▶ BRIEF
Where a line of the listing below includes the word "JSON", reproduce that line.

Data entries:
## BEGIN

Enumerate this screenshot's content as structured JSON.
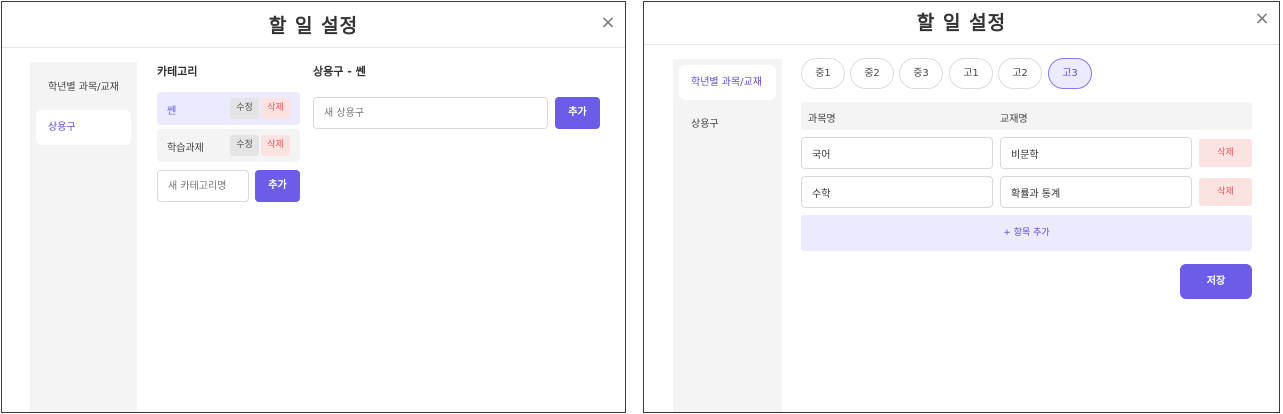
{
  "dialog_left": {
    "title": "할 일 설정",
    "close_label": "×",
    "sidebar": [
      {
        "label": "학년별 과목/교재"
      },
      {
        "label": "상용구"
      }
    ],
    "categories": {
      "heading": "카테고리",
      "items": [
        {
          "name": "쎈",
          "edit_label": "수정",
          "delete_label": "삭제"
        },
        {
          "name": "학습과제",
          "edit_label": "수정",
          "delete_label": "삭제"
        }
      ],
      "new_placeholder": "새 카테고리명",
      "add_label": "추가"
    },
    "phrases": {
      "heading": "상용구 - 쎈",
      "new_placeholder": "새 상용구",
      "add_label": "추가"
    }
  },
  "dialog_right": {
    "title": "할 일 설정",
    "close_label": "×",
    "sidebar": [
      {
        "label": "학년별 과목/교재"
      },
      {
        "label": "상용구"
      }
    ],
    "grade_tabs": [
      "중1",
      "중2",
      "중3",
      "고1",
      "고2",
      "고3"
    ],
    "active_grade": "고3",
    "table": {
      "col_subject": "과목명",
      "col_textbook": "교재명",
      "rows": [
        {
          "subject": "국어",
          "textbook": "비문학",
          "delete_label": "삭제"
        },
        {
          "subject": "수학",
          "textbook": "확률과 통계",
          "delete_label": "삭제"
        }
      ]
    },
    "add_item_label": "+ 항목 추가",
    "save_label": "저장"
  },
  "colors": {
    "accent": "#6c5ce7",
    "accent_light": "#ecebfd",
    "danger_text": "#e05757",
    "danger_bg": "#fde2e2",
    "sidebar_bg": "#f4f4f4"
  }
}
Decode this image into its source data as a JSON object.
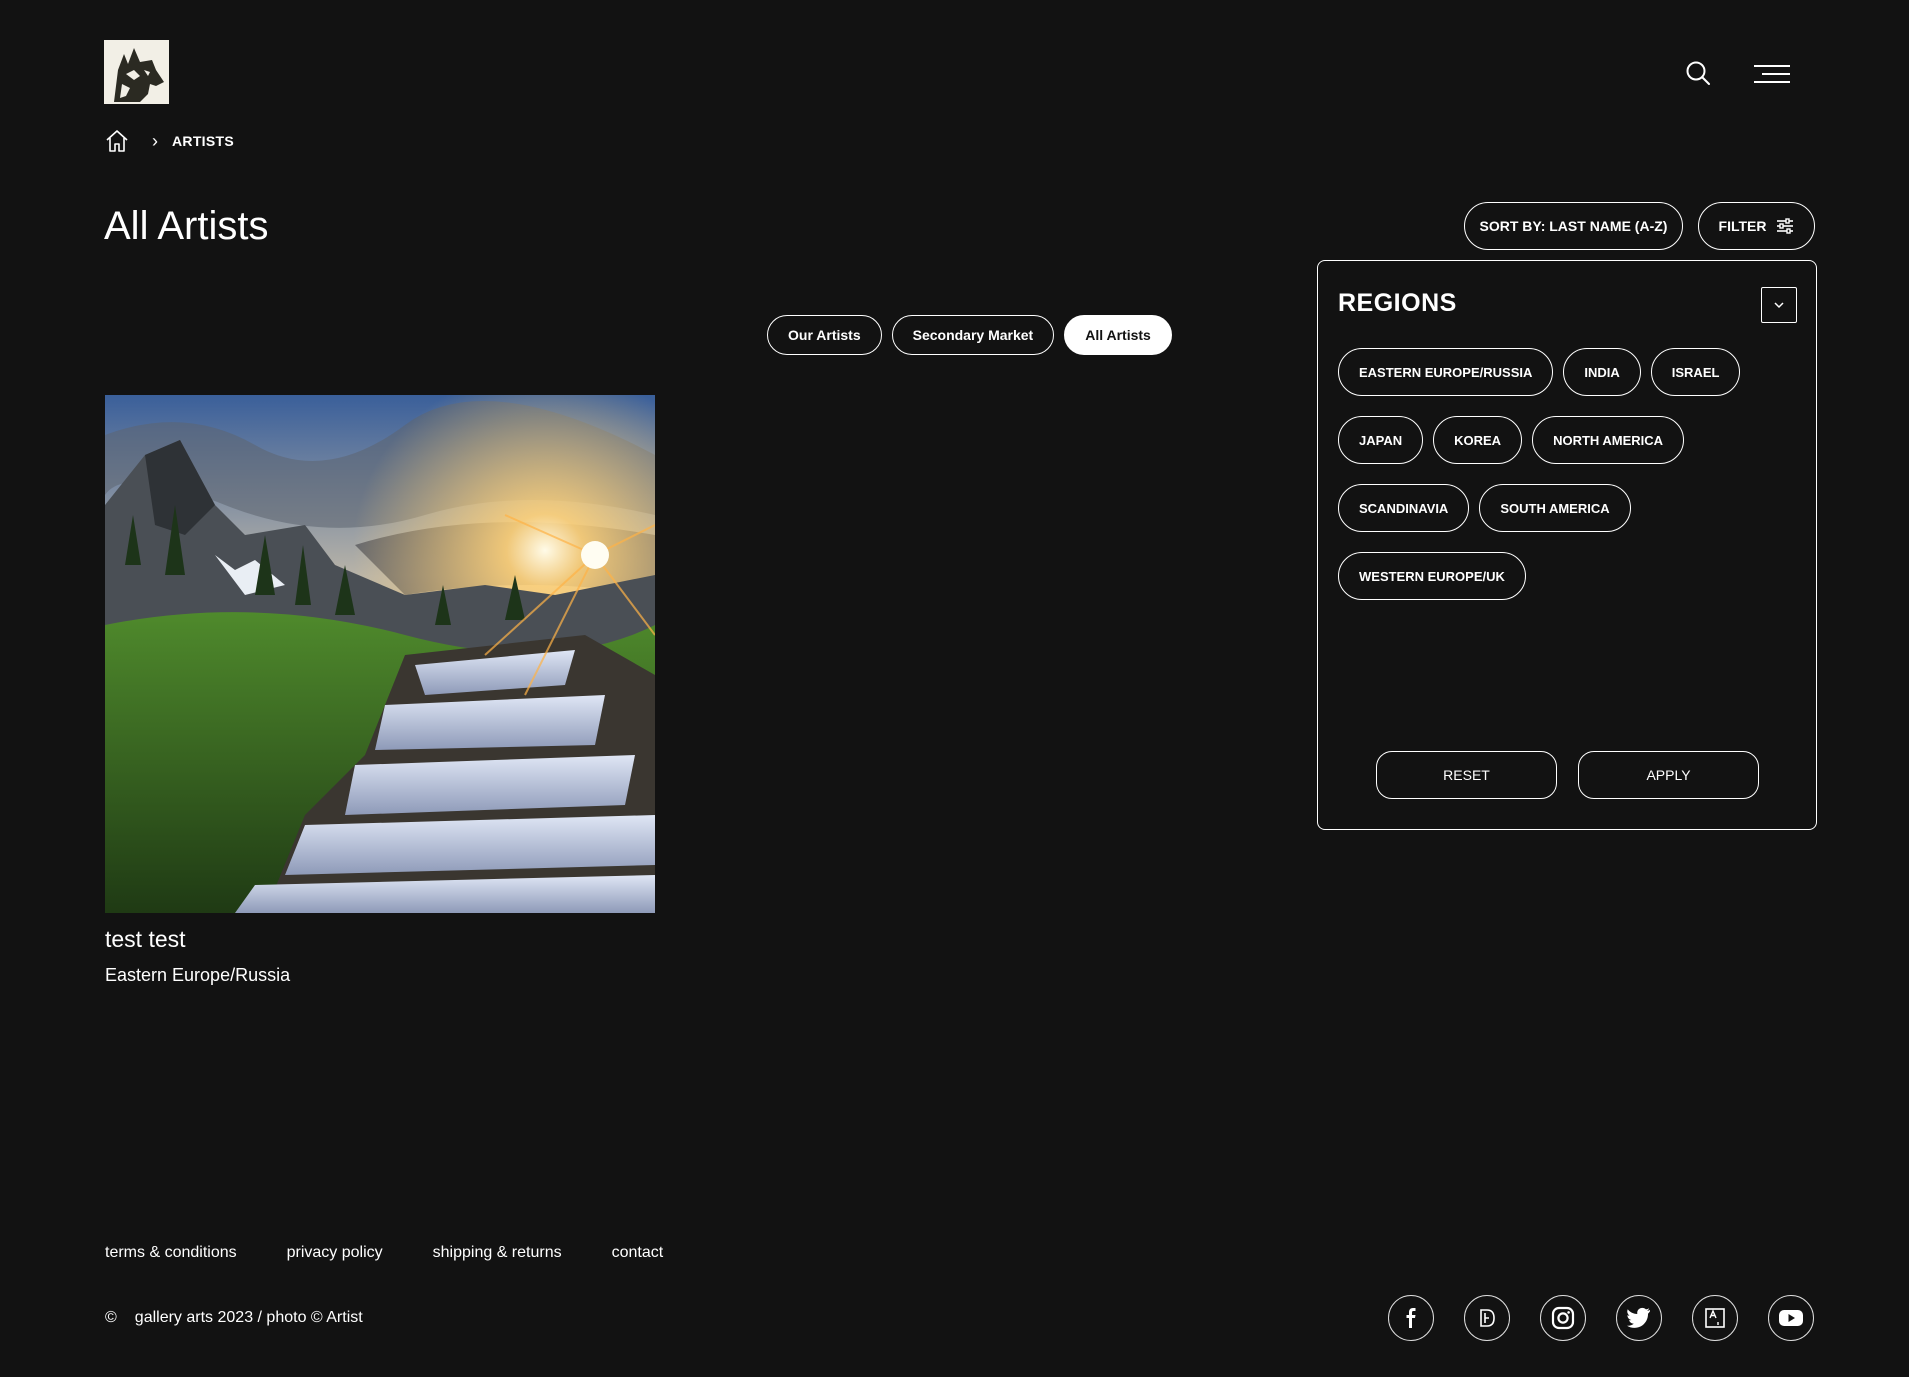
{
  "header": {
    "logo_icon": "wolf-logo-icon",
    "search_icon": "search-icon",
    "menu_icon": "hamburger-menu-icon"
  },
  "breadcrumb": {
    "home_icon": "home-icon",
    "separator": "›",
    "current": "ARTISTS"
  },
  "page": {
    "title": "All Artists"
  },
  "toolbar": {
    "sort_label": "SORT BY: LAST NAME (A-Z)",
    "filter_label": "FILTER"
  },
  "tabs": [
    {
      "label": "Our Artists",
      "active": false
    },
    {
      "label": "Secondary Market",
      "active": false
    },
    {
      "label": "All Artists",
      "active": true
    }
  ],
  "artists": [
    {
      "name": "test test",
      "region": "Eastern Europe/Russia"
    }
  ],
  "filter_panel": {
    "title": "REGIONS",
    "regions": [
      "EASTERN EUROPE/RUSSIA",
      "INDIA",
      "ISRAEL",
      "JAPAN",
      "KOREA",
      "NORTH AMERICA",
      "SCANDINAVIA",
      "SOUTH AMERICA",
      "WESTERN EUROPE/UK"
    ],
    "reset_label": "RESET",
    "apply_label": "APPLY"
  },
  "footer": {
    "links": [
      "terms & conditions",
      "privacy policy",
      "shipping & returns",
      "contact"
    ],
    "copyright_symbol": "©",
    "copyright_text": "gallery arts 2023 / photo © Artist",
    "socials": [
      "facebook-icon",
      "deviantart-icon",
      "instagram-icon",
      "twitter-icon",
      "artstation-icon",
      "youtube-icon"
    ]
  },
  "colors": {
    "background": "#121212",
    "foreground": "#ffffff"
  }
}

## END

▶ ANSWER FOR THE TASK
Enumerate this screenshot's content as structured JSON.
Decode this image into its source data as a JSON object.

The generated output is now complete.